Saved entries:
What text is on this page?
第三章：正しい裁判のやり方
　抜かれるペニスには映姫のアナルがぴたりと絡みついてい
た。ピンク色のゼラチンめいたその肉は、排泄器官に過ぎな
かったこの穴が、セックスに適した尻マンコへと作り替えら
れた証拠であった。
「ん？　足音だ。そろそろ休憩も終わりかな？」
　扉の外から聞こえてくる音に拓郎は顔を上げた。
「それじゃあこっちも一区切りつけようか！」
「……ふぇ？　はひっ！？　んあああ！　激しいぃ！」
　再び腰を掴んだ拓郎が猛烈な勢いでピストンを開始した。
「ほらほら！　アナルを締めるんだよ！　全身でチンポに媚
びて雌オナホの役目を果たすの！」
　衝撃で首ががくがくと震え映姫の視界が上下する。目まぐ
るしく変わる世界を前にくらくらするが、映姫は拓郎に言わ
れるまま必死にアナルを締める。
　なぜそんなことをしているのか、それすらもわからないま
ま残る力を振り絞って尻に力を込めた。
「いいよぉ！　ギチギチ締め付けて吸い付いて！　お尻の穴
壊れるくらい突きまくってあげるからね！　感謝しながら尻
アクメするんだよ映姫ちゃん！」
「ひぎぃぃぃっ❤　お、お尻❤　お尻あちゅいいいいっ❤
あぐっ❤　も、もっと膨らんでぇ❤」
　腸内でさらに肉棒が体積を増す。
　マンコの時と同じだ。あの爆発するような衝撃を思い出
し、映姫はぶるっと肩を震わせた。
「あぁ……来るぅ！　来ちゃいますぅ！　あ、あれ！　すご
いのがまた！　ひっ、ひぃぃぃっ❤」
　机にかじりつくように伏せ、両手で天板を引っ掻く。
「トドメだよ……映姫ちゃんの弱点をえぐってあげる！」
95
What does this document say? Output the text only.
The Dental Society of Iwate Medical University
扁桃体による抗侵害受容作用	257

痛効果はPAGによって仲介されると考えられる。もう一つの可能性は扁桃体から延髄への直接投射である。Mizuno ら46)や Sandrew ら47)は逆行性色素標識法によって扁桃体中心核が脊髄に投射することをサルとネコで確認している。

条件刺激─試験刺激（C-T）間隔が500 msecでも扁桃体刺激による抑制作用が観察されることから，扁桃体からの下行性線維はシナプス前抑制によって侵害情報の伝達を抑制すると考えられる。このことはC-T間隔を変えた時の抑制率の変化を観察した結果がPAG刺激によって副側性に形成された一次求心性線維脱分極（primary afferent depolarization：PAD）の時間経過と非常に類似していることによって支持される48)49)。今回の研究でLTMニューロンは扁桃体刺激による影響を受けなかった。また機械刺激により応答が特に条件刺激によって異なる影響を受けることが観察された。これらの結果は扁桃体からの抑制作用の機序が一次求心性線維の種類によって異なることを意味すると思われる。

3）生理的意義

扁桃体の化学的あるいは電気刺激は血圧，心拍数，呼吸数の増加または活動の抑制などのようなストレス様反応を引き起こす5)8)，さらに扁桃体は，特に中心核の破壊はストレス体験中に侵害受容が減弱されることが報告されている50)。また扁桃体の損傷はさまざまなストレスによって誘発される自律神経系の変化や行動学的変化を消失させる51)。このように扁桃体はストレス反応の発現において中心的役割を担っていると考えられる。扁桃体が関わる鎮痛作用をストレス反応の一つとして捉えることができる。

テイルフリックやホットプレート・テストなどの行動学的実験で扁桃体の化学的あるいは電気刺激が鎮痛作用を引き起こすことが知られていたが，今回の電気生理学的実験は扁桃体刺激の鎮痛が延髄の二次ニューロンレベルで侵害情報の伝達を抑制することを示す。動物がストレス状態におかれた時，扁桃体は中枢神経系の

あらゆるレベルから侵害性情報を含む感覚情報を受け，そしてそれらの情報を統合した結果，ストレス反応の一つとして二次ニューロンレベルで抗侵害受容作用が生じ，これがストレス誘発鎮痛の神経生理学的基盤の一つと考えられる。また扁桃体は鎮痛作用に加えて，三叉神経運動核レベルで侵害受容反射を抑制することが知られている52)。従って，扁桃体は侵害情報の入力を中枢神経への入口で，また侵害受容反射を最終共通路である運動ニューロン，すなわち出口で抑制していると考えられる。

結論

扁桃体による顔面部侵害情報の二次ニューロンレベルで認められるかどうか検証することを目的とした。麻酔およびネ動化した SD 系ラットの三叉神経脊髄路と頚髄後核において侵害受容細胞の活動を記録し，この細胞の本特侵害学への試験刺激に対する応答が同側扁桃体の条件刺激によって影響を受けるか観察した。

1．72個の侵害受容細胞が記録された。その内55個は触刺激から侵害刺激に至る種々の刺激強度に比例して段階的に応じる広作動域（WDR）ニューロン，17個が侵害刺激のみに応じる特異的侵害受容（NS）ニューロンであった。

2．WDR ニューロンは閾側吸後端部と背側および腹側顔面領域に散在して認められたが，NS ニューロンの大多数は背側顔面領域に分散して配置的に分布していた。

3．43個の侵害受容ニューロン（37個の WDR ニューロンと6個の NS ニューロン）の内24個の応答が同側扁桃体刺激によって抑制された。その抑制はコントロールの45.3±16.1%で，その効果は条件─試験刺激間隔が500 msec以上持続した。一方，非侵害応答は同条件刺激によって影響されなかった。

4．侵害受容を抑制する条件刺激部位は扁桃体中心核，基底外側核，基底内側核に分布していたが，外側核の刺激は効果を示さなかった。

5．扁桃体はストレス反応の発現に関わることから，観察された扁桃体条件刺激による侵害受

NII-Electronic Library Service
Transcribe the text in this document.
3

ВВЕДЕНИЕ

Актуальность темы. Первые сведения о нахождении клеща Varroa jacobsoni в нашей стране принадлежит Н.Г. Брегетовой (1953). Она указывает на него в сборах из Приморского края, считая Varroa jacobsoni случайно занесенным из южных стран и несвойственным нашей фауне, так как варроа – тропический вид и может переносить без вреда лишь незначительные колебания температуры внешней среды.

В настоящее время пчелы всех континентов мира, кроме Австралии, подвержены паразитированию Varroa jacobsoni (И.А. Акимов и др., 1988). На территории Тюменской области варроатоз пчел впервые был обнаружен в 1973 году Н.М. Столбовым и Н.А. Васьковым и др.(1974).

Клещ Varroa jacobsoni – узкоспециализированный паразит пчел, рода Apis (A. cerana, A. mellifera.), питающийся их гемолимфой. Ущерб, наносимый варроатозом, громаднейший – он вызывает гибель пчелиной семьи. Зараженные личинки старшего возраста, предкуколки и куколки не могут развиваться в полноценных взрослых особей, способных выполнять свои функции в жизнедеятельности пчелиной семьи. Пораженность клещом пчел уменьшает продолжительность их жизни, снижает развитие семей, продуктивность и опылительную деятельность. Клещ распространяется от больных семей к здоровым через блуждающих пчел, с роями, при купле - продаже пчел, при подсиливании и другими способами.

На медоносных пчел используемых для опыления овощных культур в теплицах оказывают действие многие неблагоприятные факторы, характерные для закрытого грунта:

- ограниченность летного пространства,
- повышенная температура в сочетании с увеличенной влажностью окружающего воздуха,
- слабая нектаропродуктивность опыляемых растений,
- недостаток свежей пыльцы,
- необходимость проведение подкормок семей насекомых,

## PROMPT
Find every line that has "text" in it, then return those lines.

## RESULT
What text is on this page?
What does this document say? Output the text only.
Transcribe the text in this document.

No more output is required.